The problem:
Search the data for the string "денежные" and gather each line it is in.

---- Data listing

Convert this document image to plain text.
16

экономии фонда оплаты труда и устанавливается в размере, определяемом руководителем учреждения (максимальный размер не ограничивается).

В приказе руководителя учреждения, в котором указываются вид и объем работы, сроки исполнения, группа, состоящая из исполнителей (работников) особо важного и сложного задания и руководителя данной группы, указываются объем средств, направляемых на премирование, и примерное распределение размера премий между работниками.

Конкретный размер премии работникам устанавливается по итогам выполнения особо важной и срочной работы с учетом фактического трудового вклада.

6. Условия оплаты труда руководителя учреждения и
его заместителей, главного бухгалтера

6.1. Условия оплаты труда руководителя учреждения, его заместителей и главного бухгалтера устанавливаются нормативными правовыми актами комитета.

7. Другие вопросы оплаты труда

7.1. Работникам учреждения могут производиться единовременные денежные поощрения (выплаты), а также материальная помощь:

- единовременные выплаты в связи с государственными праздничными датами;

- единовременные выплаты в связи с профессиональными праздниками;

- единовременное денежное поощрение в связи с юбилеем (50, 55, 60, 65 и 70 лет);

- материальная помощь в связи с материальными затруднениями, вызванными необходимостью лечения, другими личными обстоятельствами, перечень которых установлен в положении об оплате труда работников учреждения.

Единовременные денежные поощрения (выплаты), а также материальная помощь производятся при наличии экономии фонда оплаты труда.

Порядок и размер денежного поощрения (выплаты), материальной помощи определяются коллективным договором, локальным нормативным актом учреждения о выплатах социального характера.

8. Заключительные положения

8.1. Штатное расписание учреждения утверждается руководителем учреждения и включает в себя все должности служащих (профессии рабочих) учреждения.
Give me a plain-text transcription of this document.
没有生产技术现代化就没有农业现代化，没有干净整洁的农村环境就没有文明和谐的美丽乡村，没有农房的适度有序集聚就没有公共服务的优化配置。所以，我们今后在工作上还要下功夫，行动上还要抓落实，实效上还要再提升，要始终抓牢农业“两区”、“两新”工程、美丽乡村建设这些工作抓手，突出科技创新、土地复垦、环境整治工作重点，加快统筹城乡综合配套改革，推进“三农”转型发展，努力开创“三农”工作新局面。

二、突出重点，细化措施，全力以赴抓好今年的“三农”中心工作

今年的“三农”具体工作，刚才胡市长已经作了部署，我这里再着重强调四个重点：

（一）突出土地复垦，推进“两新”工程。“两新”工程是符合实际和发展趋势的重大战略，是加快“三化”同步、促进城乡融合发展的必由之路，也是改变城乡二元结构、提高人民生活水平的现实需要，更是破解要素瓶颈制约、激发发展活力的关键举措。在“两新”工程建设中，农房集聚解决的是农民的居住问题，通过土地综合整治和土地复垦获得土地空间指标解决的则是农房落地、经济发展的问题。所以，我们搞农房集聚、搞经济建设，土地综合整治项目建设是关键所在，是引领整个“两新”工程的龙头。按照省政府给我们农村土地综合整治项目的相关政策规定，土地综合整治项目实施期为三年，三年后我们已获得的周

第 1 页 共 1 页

--------

Answer to this task:
7.1. Работникам учреждения могут производиться единовременные денежные поощрения (выплаты), а также материальная помощь:
Единовременные денежные поощрения (выплаты), а также материальная помощь производятся при наличии экономии фонда оплаты труда.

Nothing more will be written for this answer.